-- AVAILABLE DATA --
┏━━

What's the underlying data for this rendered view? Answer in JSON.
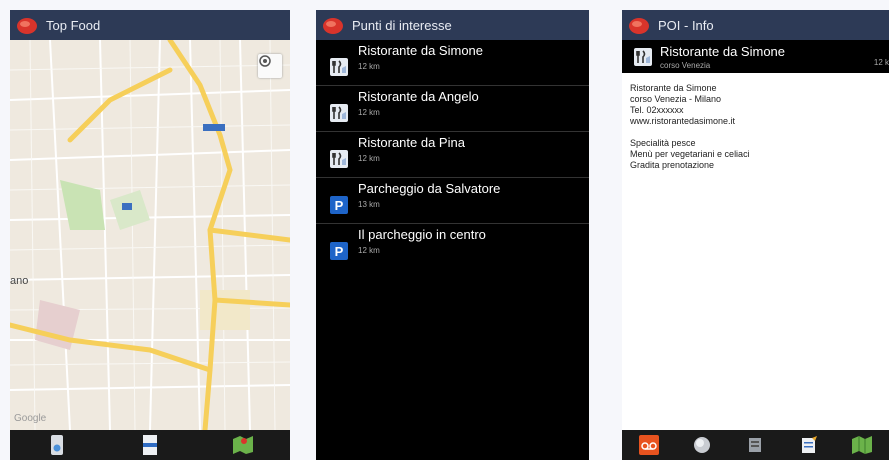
{
  "screen1": {
    "title": "Top Food",
    "map_label": "ano",
    "google_label": "Google"
  },
  "screen2": {
    "title": "Punti di interesse",
    "items": [
      {
        "name": "Ristorante da Simone",
        "distance": "12 km",
        "icon": "restaurant-icon"
      },
      {
        "name": "Ristorante da Angelo",
        "distance": "12 km",
        "icon": "restaurant-icon"
      },
      {
        "name": "Ristorante da Pina",
        "distance": "12 km",
        "icon": "restaurant-icon"
      },
      {
        "name": "Parcheggio da Salvatore",
        "distance": "13 km",
        "icon": "parking-icon"
      },
      {
        "name": "Il parcheggio in centro",
        "distance": "12 km",
        "icon": "parking-icon"
      }
    ]
  },
  "screen3": {
    "title": "POI - Info",
    "header_name": "Ristorante da Simone",
    "header_street": "corso Venezia",
    "header_distance": "12 k",
    "lines": [
      "Ristorante da Simone",
      "corso Venezia - Milano",
      "Tel. 02xxxxxx",
      "www.ristorantedasimone.it",
      "",
      "Specialità pesce",
      "Menù per vegetariani e celiaci",
      "Gradita prenotazione"
    ]
  },
  "colors": {
    "actionbar": "#2d3a56",
    "map_road_major": "#f6cf5a",
    "parking_badge": "#1e64c8"
  }
}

┗━━

-- SHORT EXERCISE --
Every entry above is to be set down exactly; the pictures are to be left out.

-- SOLUTION --
What's the underlying data for this rendered view? Answer in JSON.
{
  "screen1": {
    "title": "Top Food",
    "map_label": "ano",
    "google_label": "Google"
  },
  "screen2": {
    "title": "Punti di interesse",
    "items": [
      {
        "name": "Ristorante da Simone",
        "distance": "12 km",
        "icon": "restaurant-icon"
      },
      {
        "name": "Ristorante da Angelo",
        "distance": "12 km",
        "icon": "restaurant-icon"
      },
      {
        "name": "Ristorante da Pina",
        "distance": "12 km",
        "icon": "restaurant-icon"
      },
      {
        "name": "Parcheggio da Salvatore",
        "distance": "13 km",
        "icon": "parking-icon"
      },
      {
        "name": "Il parcheggio in centro",
        "distance": "12 km",
        "icon": "parking-icon"
      }
    ]
  },
  "screen3": {
    "title": "POI - Info",
    "header_name": "Ristorante da Simone",
    "header_street": "corso Venezia",
    "header_distance": "12 k",
    "lines": [
      "Ristorante da Simone",
      "corso Venezia - Milano",
      "Tel. 02xxxxxx",
      "www.ristorantedasimone.it",
      "",
      "Specialità pesce",
      "Menù per vegetariani e celiaci",
      "Gradita prenotazione"
    ]
  },
  "colors": {
    "actionbar": "#2d3a56",
    "map_road_major": "#f6cf5a",
    "parking_badge": "#1e64c8"
  }
}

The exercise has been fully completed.